◆ Challenge ◆
Show every line in the records below that contains the word "Appendix".
===============
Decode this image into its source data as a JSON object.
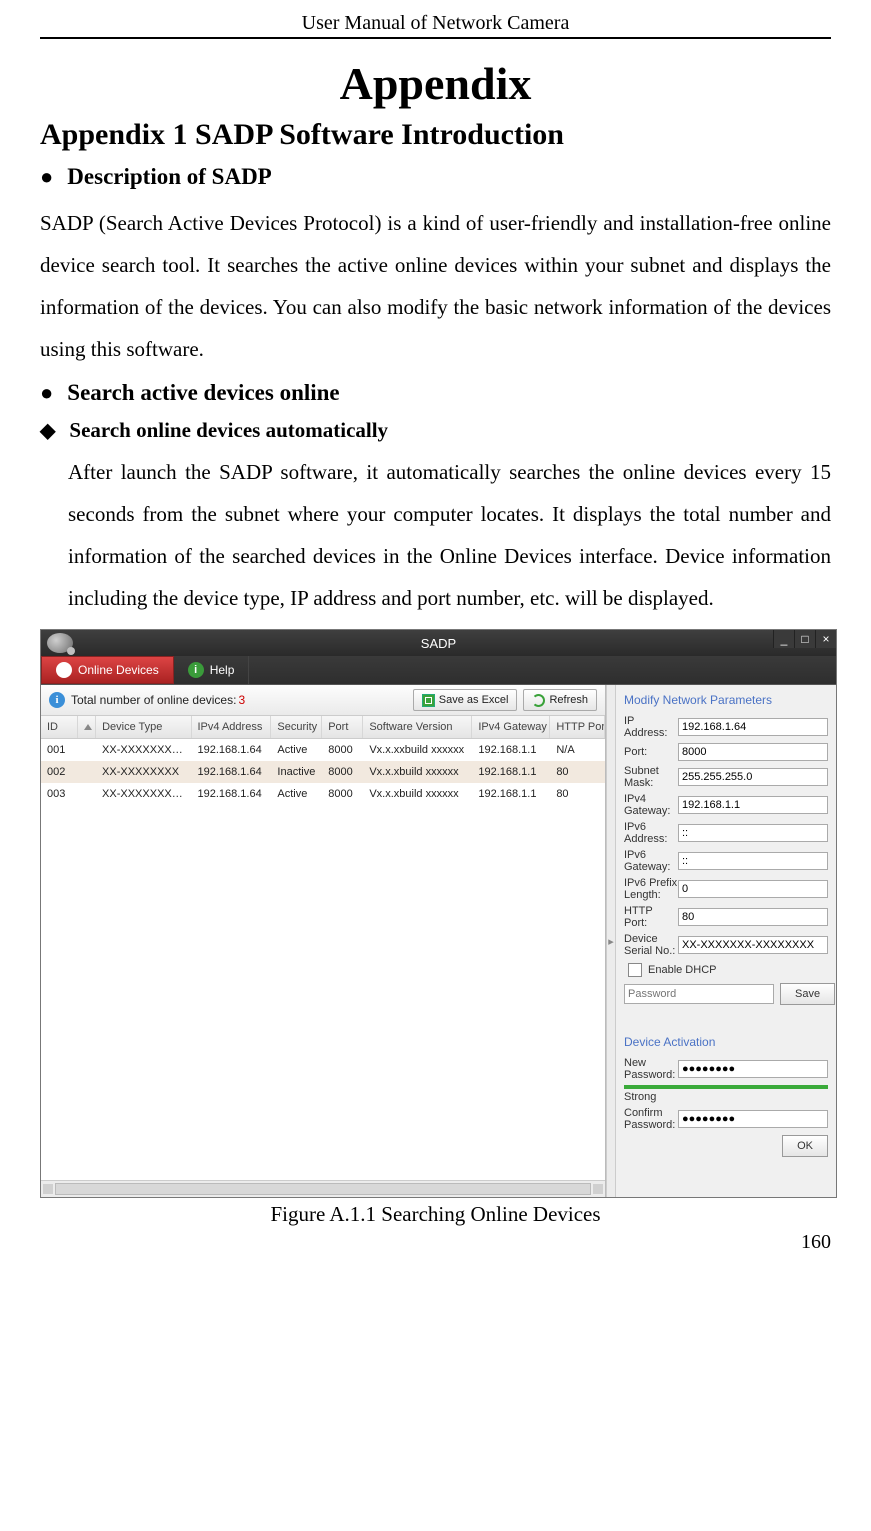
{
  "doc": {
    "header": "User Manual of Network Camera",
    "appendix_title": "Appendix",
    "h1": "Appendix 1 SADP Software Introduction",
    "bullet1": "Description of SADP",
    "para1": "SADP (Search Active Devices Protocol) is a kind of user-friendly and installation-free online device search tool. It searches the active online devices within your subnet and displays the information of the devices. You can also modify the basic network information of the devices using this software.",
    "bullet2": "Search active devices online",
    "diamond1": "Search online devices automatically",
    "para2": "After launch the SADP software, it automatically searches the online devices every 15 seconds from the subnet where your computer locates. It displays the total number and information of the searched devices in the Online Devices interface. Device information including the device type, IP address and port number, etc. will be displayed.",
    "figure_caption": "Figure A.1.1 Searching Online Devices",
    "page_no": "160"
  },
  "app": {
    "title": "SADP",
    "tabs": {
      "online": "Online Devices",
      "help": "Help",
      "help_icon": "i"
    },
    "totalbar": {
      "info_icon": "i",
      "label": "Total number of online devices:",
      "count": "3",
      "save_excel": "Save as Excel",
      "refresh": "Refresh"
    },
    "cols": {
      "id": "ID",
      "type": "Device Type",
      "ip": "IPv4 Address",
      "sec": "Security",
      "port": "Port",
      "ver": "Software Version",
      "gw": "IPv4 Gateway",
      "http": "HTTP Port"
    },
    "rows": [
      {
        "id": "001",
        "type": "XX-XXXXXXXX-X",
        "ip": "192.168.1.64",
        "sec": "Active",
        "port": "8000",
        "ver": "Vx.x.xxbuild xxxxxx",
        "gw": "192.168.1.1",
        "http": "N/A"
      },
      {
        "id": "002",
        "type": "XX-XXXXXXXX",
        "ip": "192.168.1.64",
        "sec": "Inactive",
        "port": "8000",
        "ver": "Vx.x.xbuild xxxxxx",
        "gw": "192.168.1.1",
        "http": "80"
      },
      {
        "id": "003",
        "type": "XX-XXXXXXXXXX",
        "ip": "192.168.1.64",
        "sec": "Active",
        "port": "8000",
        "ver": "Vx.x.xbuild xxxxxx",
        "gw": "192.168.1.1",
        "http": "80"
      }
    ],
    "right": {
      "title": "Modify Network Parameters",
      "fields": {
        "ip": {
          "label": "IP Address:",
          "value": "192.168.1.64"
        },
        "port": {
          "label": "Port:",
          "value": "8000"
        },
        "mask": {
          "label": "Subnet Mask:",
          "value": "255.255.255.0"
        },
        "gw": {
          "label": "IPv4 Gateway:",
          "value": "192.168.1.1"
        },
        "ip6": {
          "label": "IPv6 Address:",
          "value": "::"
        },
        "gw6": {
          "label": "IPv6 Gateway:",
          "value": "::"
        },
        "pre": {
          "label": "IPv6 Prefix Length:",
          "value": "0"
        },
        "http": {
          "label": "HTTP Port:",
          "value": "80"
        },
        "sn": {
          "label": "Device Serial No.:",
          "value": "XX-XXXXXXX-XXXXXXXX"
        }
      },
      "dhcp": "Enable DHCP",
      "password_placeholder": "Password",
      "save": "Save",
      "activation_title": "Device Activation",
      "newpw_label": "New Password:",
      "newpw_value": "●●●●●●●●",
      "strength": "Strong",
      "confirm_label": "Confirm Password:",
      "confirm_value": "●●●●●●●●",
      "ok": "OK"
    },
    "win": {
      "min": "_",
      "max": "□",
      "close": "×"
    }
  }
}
===============
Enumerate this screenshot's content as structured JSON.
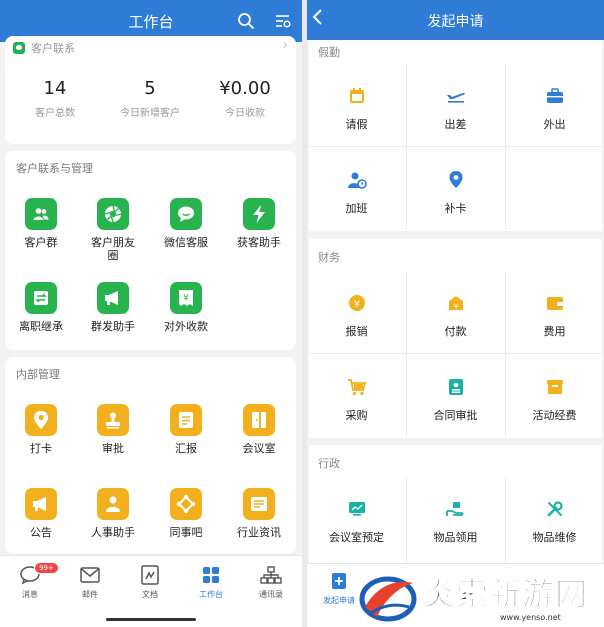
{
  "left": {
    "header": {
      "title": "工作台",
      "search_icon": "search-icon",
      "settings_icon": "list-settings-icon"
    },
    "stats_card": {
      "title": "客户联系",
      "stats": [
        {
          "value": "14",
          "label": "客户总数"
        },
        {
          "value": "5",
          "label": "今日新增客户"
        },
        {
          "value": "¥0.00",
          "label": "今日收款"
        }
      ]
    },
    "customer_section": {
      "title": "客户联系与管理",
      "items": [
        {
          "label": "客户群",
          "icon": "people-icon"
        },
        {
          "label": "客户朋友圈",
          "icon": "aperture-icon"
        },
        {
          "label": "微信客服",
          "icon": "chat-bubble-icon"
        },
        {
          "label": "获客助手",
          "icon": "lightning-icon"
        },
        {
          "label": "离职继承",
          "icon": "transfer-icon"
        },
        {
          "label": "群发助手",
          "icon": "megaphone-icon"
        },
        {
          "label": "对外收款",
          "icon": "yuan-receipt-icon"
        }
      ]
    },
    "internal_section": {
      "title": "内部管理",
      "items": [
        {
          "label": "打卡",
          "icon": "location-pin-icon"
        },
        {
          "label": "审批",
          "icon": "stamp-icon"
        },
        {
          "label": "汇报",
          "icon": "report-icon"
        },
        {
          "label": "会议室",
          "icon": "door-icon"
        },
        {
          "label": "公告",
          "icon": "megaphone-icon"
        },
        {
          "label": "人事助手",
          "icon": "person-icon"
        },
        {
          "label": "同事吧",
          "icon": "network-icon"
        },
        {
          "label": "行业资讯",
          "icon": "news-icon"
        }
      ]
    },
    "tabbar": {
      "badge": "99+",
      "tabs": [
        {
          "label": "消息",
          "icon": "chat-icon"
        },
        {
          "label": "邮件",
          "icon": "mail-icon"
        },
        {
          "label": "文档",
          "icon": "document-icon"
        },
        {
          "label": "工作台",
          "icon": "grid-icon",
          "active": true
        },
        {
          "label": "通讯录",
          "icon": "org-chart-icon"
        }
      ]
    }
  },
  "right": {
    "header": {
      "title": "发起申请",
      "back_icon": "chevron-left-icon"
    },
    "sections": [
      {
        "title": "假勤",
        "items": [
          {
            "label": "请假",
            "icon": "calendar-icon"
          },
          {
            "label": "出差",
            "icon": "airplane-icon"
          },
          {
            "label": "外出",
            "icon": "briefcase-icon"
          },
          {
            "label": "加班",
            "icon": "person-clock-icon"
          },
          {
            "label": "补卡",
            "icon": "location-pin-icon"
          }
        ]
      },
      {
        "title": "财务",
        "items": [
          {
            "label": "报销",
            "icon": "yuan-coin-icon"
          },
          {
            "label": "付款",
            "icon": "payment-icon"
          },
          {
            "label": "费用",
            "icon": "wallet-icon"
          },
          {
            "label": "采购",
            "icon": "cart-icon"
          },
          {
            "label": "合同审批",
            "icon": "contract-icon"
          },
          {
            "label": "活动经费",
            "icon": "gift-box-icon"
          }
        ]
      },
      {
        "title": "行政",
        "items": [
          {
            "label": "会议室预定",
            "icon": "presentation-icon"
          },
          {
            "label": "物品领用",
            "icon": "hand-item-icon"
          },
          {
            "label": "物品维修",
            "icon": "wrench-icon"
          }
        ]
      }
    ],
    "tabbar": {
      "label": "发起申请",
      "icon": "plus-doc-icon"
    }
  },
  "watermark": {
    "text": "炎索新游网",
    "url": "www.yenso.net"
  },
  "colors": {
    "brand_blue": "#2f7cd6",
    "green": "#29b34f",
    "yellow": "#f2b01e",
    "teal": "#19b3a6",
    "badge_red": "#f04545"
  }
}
===============
◆ Written solution ◆
    "appendix_title": "Appendix",
    "h1": "Appendix 1 SADP Software Introduction",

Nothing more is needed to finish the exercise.